Below is a listing; write it out exactly and drop any images from it.

▶ **Dataset entries on figures**:
☆ ☆ ☆ ☆

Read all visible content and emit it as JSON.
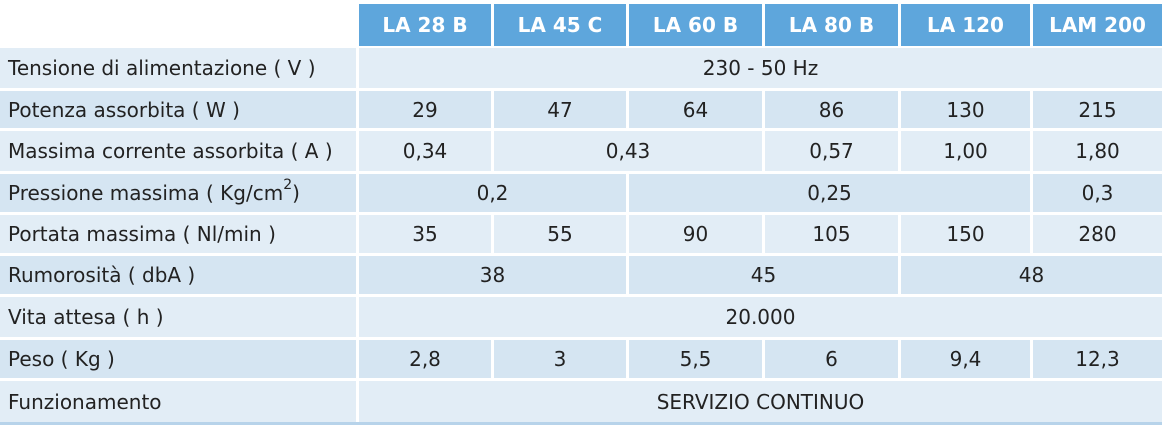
{
  "header": {
    "models": [
      "LA 28 B",
      "LA 45 C",
      "LA 60 B",
      "LA 80 B",
      "LA 120",
      "LAM 200"
    ]
  },
  "rows": [
    {
      "label": "Tensione di alimentazione ( V )",
      "values": [
        "230 - 50 Hz"
      ]
    },
    {
      "label": "Potenza assorbita ( W )",
      "values": [
        "29",
        "47",
        "64",
        "86",
        "130",
        "215"
      ]
    },
    {
      "label": "Massima corrente assorbita ( A )",
      "values": [
        "0,34",
        "0,43",
        "0,57",
        "1,00",
        "1,80"
      ]
    },
    {
      "label": "Pressione massima ( Kg/cm",
      "label_sup": "2",
      "label_end": ")",
      "values": [
        "0,2",
        "0,25",
        "0,3"
      ]
    },
    {
      "label": "Portata massima ( Nl/min )",
      "values": [
        "35",
        "55",
        "90",
        "105",
        "150",
        "280"
      ]
    },
    {
      "label": "Rumorosità ( dbA )",
      "values": [
        "38",
        "45",
        "48"
      ]
    },
    {
      "label": "Vita attesa ( h )",
      "values": [
        "20.000"
      ]
    },
    {
      "label": "Peso ( Kg )",
      "values": [
        "2,8",
        "3",
        "5,5",
        "6",
        "9,4",
        "12,3"
      ]
    },
    {
      "label": "Funzionamento",
      "values": [
        "SERVIZIO CONTINUO"
      ]
    }
  ]
}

☆ ☆ ☆ ☆

▶ **Exercise solution**:
Read all visible content and emit it as JSON.
{
  "header": {
    "models": [
      "LA 28 B",
      "LA 45 C",
      "LA 60 B",
      "LA 80 B",
      "LA 120",
      "LAM 200"
    ]
  },
  "rows": [
    {
      "label": "Tensione di alimentazione ( V )",
      "values": [
        "230 - 50 Hz"
      ]
    },
    {
      "label": "Potenza assorbita ( W )",
      "values": [
        "29",
        "47",
        "64",
        "86",
        "130",
        "215"
      ]
    },
    {
      "label": "Massima corrente assorbita ( A )",
      "values": [
        "0,34",
        "0,43",
        "0,57",
        "1,00",
        "1,80"
      ]
    },
    {
      "label": "Pressione massima ( Kg/cm",
      "label_sup": "2",
      "label_end": ")",
      "values": [
        "0,2",
        "0,25",
        "0,3"
      ]
    },
    {
      "label": "Portata massima ( Nl/min )",
      "values": [
        "35",
        "55",
        "90",
        "105",
        "150",
        "280"
      ]
    },
    {
      "label": "Rumorosità ( dbA )",
      "values": [
        "38",
        "45",
        "48"
      ]
    },
    {
      "label": "Vita attesa ( h )",
      "values": [
        "20.000"
      ]
    },
    {
      "label": "Peso ( Kg )",
      "values": [
        "2,8",
        "3",
        "5,5",
        "6",
        "9,4",
        "12,3"
      ]
    },
    {
      "label": "Funzionamento",
      "values": [
        "SERVIZIO CONTINUO"
      ]
    }
  ]
}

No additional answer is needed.